Enhancer RNA from STAT3 locus affects temozolomide chemoresistance of glioblastoma cells.

Less than ten percent of glioblastoma tumors are sensitive to temozolomide, the primary drug for treating this type of cancer. STAT3 is a well-known regulator of glioblastoma resistance to temozolomide, suppression of its activity sensitizes cells to the treatment. However, systemic suppression of STAT3 may lead to immune dysregulation, possibly interfering with the antitumor effect. Non-coding RNAs expressed from enhancers (enhancer RNA or eRNA) can guide the direction of various cellular processes by controlling the expression of key genes. In this work, we found eRNA from the STAT3 locus (TMZR1-eRNA) that controls the sensitivity of glioblastoma cells to temozolomide. Knockdown of TMZR1-eRNA decreased STAT3 mRNA and protein expression, resulting in a profound reduction in the abundance of temozolomide-treated cells. Using the reporter assay, we showed that eRNA suppression reduced the activity of STAT3 promoter. Patient glioblastoma cells with higher eRNA expression also showed enhanced sensitivity to temozolomide upon eRNA knockdown. Expression of the eRNA in healthy brain tissue and PBMC was observed at markedly lower levels. Taken together, our results suggest TMZR1-eRNA suppression as a more targeted approach to STAT3 inhibition, potentially with minimal side effects.

TASK GOAL >> Decide whether each statement below agrees with the abstract on the STAT3 enhancer RNA. Answer yes or no for each, quoting the words of the abstract that settle it. (a) Knocking down TMZR1-eRNA lowered STAT3 protein expression. (b) Healthy brain tissue showed higher levels of the eRNA than glioblastoma cells did. (c) Most glioblastoma tumors are sensitive to temozolomide.

INFORMATION SHOWN >>
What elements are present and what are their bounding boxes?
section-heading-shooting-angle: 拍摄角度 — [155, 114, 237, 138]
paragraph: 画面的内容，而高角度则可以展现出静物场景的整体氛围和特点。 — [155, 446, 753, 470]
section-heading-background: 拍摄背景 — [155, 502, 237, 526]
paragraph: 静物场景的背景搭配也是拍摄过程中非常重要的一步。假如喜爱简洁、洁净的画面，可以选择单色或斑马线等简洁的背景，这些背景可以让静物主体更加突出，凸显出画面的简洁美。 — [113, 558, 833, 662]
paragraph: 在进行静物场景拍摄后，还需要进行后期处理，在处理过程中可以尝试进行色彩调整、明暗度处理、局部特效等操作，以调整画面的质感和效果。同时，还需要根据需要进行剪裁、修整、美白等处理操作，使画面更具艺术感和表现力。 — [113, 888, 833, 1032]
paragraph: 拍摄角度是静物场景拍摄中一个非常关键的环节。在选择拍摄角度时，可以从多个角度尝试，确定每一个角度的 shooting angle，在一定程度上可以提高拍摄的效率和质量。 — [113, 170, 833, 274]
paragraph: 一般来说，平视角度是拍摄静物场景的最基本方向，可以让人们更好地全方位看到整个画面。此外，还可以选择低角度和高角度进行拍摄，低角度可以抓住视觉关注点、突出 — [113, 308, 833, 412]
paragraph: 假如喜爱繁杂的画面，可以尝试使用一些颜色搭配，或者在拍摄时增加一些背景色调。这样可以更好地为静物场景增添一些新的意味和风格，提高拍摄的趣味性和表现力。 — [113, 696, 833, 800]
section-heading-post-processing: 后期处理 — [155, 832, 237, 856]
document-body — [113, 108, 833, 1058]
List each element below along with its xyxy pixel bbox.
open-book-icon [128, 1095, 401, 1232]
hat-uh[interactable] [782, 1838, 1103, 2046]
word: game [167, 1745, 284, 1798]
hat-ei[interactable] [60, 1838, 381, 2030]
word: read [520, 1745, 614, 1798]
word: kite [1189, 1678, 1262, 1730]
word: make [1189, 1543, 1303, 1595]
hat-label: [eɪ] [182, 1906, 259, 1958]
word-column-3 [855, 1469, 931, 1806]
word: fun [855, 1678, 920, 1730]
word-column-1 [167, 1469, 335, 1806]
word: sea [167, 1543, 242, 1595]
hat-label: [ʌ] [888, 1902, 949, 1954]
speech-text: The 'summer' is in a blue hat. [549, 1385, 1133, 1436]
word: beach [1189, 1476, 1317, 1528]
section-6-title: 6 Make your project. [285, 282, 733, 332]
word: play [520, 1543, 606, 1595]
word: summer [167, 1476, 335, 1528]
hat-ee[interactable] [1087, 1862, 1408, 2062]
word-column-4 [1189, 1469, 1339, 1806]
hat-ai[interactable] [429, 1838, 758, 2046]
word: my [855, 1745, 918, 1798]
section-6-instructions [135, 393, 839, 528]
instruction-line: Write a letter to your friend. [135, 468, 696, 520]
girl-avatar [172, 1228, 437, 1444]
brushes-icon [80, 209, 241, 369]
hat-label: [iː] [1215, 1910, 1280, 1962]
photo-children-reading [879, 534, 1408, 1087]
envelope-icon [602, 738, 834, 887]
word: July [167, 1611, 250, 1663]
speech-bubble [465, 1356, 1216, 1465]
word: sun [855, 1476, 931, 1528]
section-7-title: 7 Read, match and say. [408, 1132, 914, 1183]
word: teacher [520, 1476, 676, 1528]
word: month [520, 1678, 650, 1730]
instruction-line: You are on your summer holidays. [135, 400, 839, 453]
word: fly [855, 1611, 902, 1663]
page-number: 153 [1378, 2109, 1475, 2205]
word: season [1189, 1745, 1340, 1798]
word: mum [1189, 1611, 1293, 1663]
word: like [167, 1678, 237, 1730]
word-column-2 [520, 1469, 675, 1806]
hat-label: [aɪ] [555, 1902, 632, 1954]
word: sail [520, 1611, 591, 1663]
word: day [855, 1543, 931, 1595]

SOLUTION TO THE EXERCISE >>
(a) Yes: "Knockdown of TMZR1-eRNA decreased STAT3 mRNA and protein expression"
(b) No: "Expression of the eRNA in healthy brain tissue and PBMC was observed at markedly lower levels."
(c) No: "Less than ten percent of glioblastoma tumors are sensitive to temozolomide"